What to do
Give the listing below again in full, exactly as written.

═══ Source material ═══

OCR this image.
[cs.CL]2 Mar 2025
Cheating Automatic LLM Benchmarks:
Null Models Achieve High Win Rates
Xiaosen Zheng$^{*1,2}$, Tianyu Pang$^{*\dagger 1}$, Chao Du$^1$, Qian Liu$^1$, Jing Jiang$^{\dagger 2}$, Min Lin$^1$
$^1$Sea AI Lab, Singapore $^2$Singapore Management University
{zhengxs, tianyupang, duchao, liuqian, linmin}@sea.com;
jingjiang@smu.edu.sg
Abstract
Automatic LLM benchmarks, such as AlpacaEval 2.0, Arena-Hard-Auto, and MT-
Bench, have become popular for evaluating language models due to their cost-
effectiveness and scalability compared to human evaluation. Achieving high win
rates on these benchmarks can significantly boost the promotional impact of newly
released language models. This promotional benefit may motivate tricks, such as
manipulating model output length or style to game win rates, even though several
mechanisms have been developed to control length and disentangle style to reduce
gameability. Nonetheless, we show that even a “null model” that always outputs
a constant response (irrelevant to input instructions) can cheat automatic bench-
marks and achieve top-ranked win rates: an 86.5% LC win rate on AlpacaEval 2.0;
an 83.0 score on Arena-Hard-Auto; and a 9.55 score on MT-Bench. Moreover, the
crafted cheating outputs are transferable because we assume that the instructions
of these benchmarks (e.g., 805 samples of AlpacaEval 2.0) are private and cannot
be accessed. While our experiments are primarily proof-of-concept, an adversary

═══

Written solution
OCR this image.
[cs.CL]2 Mar 2025
Cheating Automatic LLM Benchmarks:
Null Models Achieve High Win Rates
Xiaosen Zheng$^{*1,2}$, Tianyu Pang$^{*\dagger 1}$, Chao Du$^1$, Qian Liu$^1$, Jing Jiang$^{\dagger 2}$, Min Lin$^1$
$^1$Sea AI Lab, Singapore $^2$Singapore Management University
{zhengxs, tianyupang, duchao, liuqian, linmin}@sea.com;
jingjiang@smu.edu.sg
Abstract
Automatic LLM benchmarks, such as AlpacaEval 2.0, Arena-Hard-Auto, and MT-
Bench, have become popular for evaluating language models due to their cost-
effectiveness and scalability compared to human evaluation. Achieving high win
rates on these benchmarks can significantly boost the promotional impact of newly
released language models. This promotional benefit may motivate tricks, such as
manipulating model output length or style to game win rates, even though several
mechanisms have been developed to control length and disentangle style to reduce
gameability. Nonetheless, we show that even a “null model” that always outputs
a constant response (irrelevant to input instructions) can cheat automatic bench-
marks and achieve top-ranked win rates: an 86.5% LC win rate on AlpacaEval 2.0;
an 83.0 score on Arena-Hard-Auto; and a 9.55 score on MT-Bench. Moreover, the
crafted cheating outputs are transferable because we assume that the instructions
of these benchmarks (e.g., 805 samples of AlpacaEval 2.0) are private and cannot
be accessed. While our experiments are primarily proof-of-concept, an adversary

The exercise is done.